▶ _What you need to do_: Can you transcribe the data exactly? Leave the pictures out.

▶ _Records shown_:
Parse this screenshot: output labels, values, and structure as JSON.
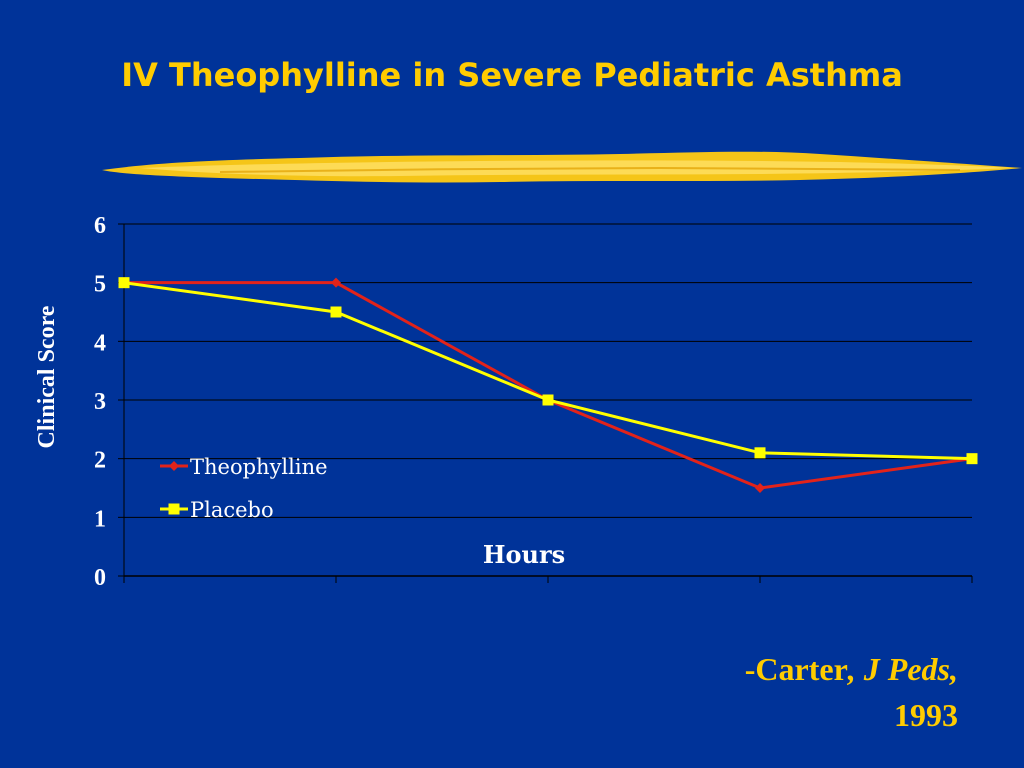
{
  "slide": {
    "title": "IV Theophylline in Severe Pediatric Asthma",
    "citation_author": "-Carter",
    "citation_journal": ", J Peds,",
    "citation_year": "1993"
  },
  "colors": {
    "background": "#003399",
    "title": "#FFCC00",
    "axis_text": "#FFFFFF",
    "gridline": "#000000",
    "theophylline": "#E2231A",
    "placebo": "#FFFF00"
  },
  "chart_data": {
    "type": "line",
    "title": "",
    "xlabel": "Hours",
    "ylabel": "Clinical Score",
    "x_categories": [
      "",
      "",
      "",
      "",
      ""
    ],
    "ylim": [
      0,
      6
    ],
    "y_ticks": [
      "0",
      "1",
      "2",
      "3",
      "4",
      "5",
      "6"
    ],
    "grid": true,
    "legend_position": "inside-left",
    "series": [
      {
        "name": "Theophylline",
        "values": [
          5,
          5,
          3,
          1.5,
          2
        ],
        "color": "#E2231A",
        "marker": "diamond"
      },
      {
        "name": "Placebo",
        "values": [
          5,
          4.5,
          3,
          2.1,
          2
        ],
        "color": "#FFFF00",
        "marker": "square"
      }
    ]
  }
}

▶ _Exercise output_:
Parse this screenshot: output labels, values, and structure as JSON.
{
  "slide": {
    "title": "IV Theophylline in Severe Pediatric Asthma",
    "citation_author": "-Carter",
    "citation_journal": ", J Peds,",
    "citation_year": "1993"
  },
  "colors": {
    "background": "#003399",
    "title": "#FFCC00",
    "axis_text": "#FFFFFF",
    "gridline": "#000000",
    "theophylline": "#E2231A",
    "placebo": "#FFFF00"
  },
  "chart_data": {
    "type": "line",
    "title": "",
    "xlabel": "Hours",
    "ylabel": "Clinical Score",
    "x_categories": [
      "",
      "",
      "",
      "",
      ""
    ],
    "ylim": [
      0,
      6
    ],
    "y_ticks": [
      "0",
      "1",
      "2",
      "3",
      "4",
      "5",
      "6"
    ],
    "grid": true,
    "legend_position": "inside-left",
    "series": [
      {
        "name": "Theophylline",
        "values": [
          5,
          5,
          3,
          1.5,
          2
        ],
        "color": "#E2231A",
        "marker": "diamond"
      },
      {
        "name": "Placebo",
        "values": [
          5,
          4.5,
          3,
          2.1,
          2
        ],
        "color": "#FFFF00",
        "marker": "square"
      }
    ]
  }
}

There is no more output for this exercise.